- **Exercise brief**
Write out every entry precisely as given, leaving the pictures out.

╔══

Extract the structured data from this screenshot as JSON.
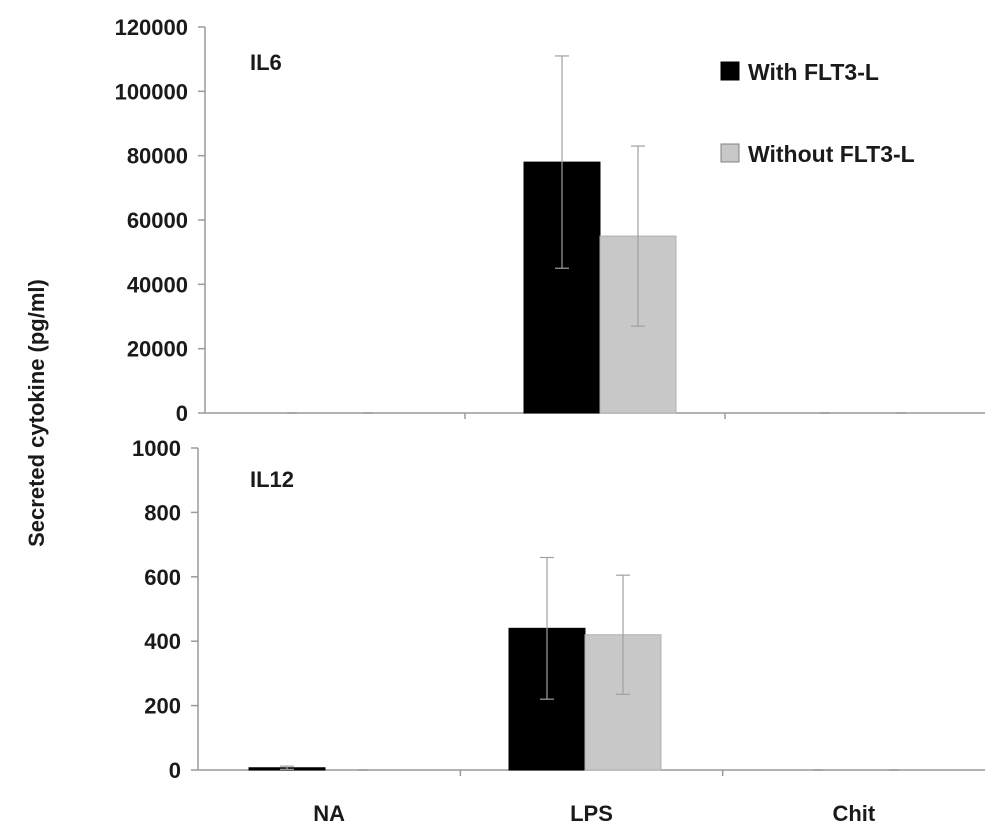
{
  "chart_data": [
    {
      "type": "bar",
      "title": "IL6",
      "categories": [
        "NA",
        "LPS",
        "Chit"
      ],
      "ylim": [
        0,
        120000
      ],
      "yticks": [
        0,
        20000,
        40000,
        60000,
        80000,
        100000,
        120000
      ],
      "grid": false,
      "series": [
        {
          "name": "With FLT3-L",
          "color": "#000000",
          "values": [
            0,
            78000,
            0
          ],
          "errors": [
            0,
            33000,
            0
          ]
        },
        {
          "name": "Without FLT3-L",
          "color": "#c8c8c8",
          "values": [
            0,
            55000,
            0
          ],
          "errors": [
            0,
            28000,
            0
          ]
        }
      ]
    },
    {
      "type": "bar",
      "title": "IL12",
      "categories": [
        "NA",
        "LPS",
        "Chit"
      ],
      "ylim": [
        0,
        1000
      ],
      "yticks": [
        0,
        200,
        400,
        600,
        800,
        1000
      ],
      "grid": false,
      "series": [
        {
          "name": "With FLT3-L",
          "color": "#000000",
          "values": [
            7,
            440,
            0
          ],
          "errors": [
            5,
            220,
            0
          ]
        },
        {
          "name": "Without FLT3-L",
          "color": "#c8c8c8",
          "values": [
            0,
            420,
            0
          ],
          "errors": [
            0,
            185,
            0
          ]
        }
      ]
    }
  ],
  "ylabel": "Secreted cytokine (pg/ml)",
  "legend": {
    "position": "top-right",
    "items": [
      {
        "label": "With FLT3-L",
        "color": "#000000"
      },
      {
        "label": "Without FLT3-L",
        "color": "#c8c8c8"
      }
    ]
  }
}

╚══

- **Finished answer**
Extract the structured data from this screenshot as JSON.
{
  "chart_data": [
    {
      "type": "bar",
      "title": "IL6",
      "categories": [
        "NA",
        "LPS",
        "Chit"
      ],
      "ylim": [
        0,
        120000
      ],
      "yticks": [
        0,
        20000,
        40000,
        60000,
        80000,
        100000,
        120000
      ],
      "grid": false,
      "series": [
        {
          "name": "With FLT3-L",
          "color": "#000000",
          "values": [
            0,
            78000,
            0
          ],
          "errors": [
            0,
            33000,
            0
          ]
        },
        {
          "name": "Without FLT3-L",
          "color": "#c8c8c8",
          "values": [
            0,
            55000,
            0
          ],
          "errors": [
            0,
            28000,
            0
          ]
        }
      ]
    },
    {
      "type": "bar",
      "title": "IL12",
      "categories": [
        "NA",
        "LPS",
        "Chit"
      ],
      "ylim": [
        0,
        1000
      ],
      "yticks": [
        0,
        200,
        400,
        600,
        800,
        1000
      ],
      "grid": false,
      "series": [
        {
          "name": "With FLT3-L",
          "color": "#000000",
          "values": [
            7,
            440,
            0
          ],
          "errors": [
            5,
            220,
            0
          ]
        },
        {
          "name": "Without FLT3-L",
          "color": "#c8c8c8",
          "values": [
            0,
            420,
            0
          ],
          "errors": [
            0,
            185,
            0
          ]
        }
      ]
    }
  ],
  "ylabel": "Secreted cytokine (pg/ml)",
  "legend": {
    "position": "top-right",
    "items": [
      {
        "label": "With FLT3-L",
        "color": "#000000"
      },
      {
        "label": "Without FLT3-L",
        "color": "#c8c8c8"
      }
    ]
  }
}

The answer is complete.